[Records]

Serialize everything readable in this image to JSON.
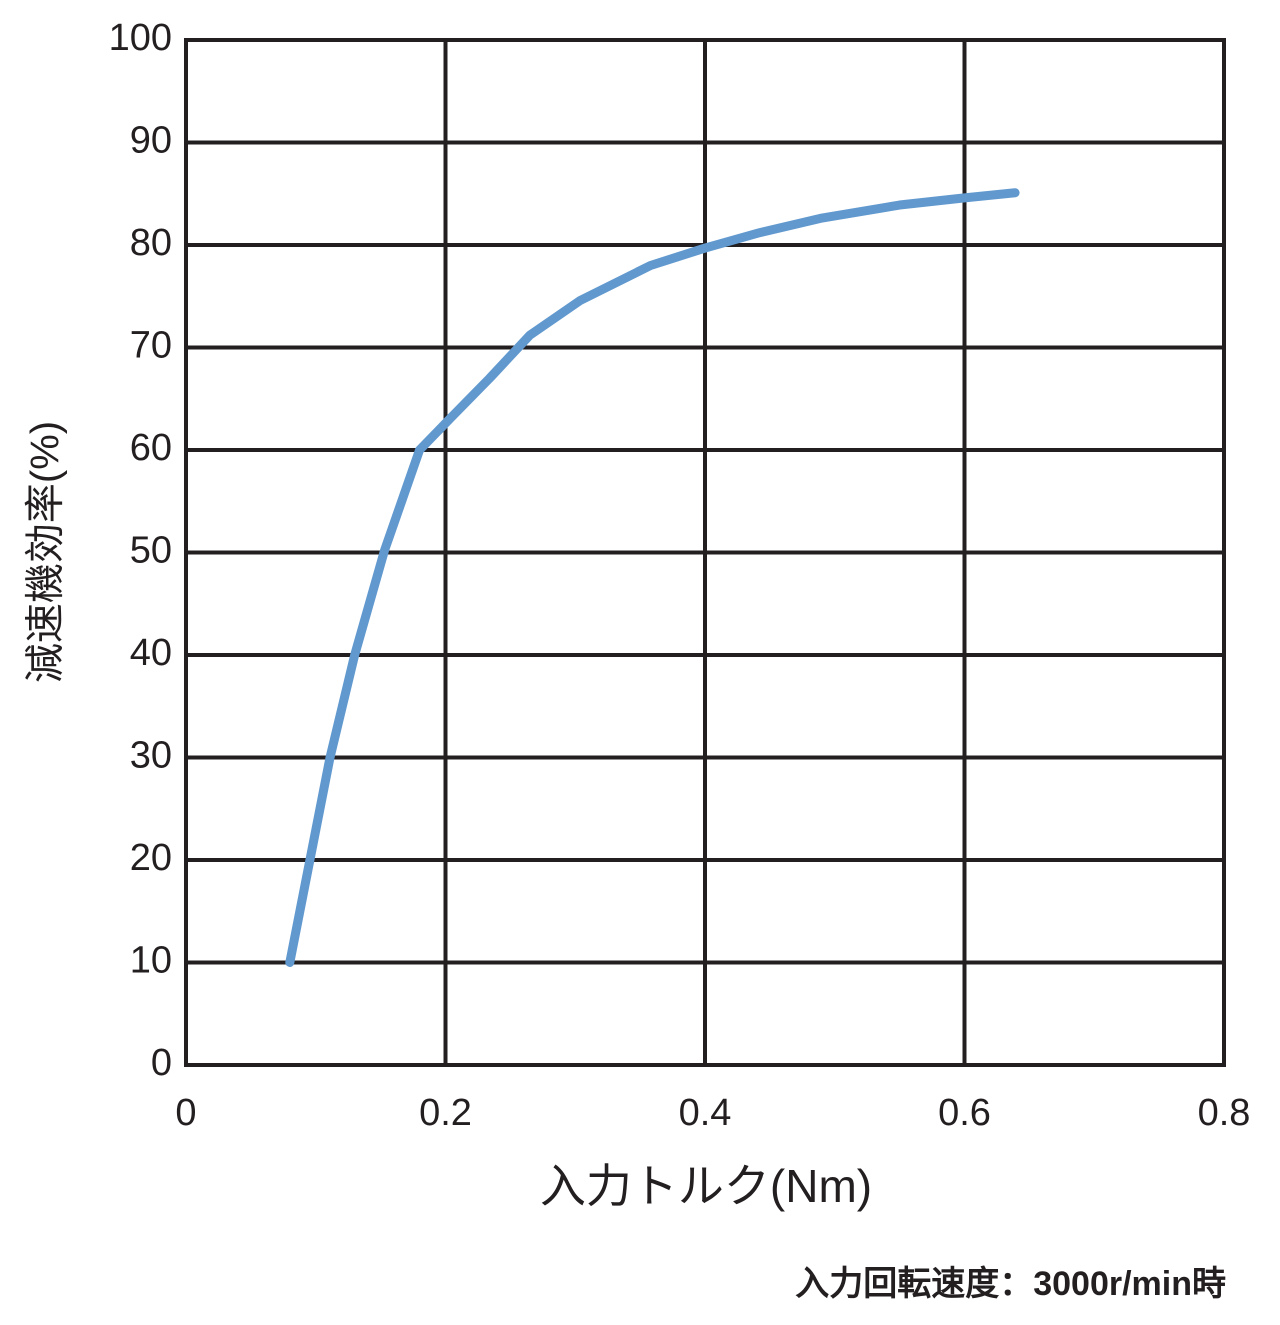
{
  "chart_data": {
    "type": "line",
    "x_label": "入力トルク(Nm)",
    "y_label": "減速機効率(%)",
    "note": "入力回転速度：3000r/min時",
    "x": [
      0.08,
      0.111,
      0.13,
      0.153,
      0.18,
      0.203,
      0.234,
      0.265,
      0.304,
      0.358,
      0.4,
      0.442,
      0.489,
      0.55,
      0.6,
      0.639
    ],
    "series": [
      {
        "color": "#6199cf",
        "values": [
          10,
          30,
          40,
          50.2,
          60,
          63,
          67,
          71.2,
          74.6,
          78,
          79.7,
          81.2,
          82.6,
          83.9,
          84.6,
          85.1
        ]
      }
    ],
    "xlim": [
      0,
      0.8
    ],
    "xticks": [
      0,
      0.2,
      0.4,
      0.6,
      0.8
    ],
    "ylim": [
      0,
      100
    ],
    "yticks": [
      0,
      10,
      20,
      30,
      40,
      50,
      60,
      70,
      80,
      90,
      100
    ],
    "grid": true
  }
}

— Task to carry out —
Output the entries above exactly. Drop the pictures.

— Response below —
Serialize everything readable in this image to JSON.
{
  "chart_data": {
    "type": "line",
    "x_label": "入力トルク(Nm)",
    "y_label": "減速機効率(%)",
    "note": "入力回転速度：3000r/min時",
    "x": [
      0.08,
      0.111,
      0.13,
      0.153,
      0.18,
      0.203,
      0.234,
      0.265,
      0.304,
      0.358,
      0.4,
      0.442,
      0.489,
      0.55,
      0.6,
      0.639
    ],
    "series": [
      {
        "color": "#6199cf",
        "values": [
          10,
          30,
          40,
          50.2,
          60,
          63,
          67,
          71.2,
          74.6,
          78,
          79.7,
          81.2,
          82.6,
          83.9,
          84.6,
          85.1
        ]
      }
    ],
    "xlim": [
      0,
      0.8
    ],
    "xticks": [
      0,
      0.2,
      0.4,
      0.6,
      0.8
    ],
    "ylim": [
      0,
      100
    ],
    "yticks": [
      0,
      10,
      20,
      30,
      40,
      50,
      60,
      70,
      80,
      90,
      100
    ],
    "grid": true
  }
}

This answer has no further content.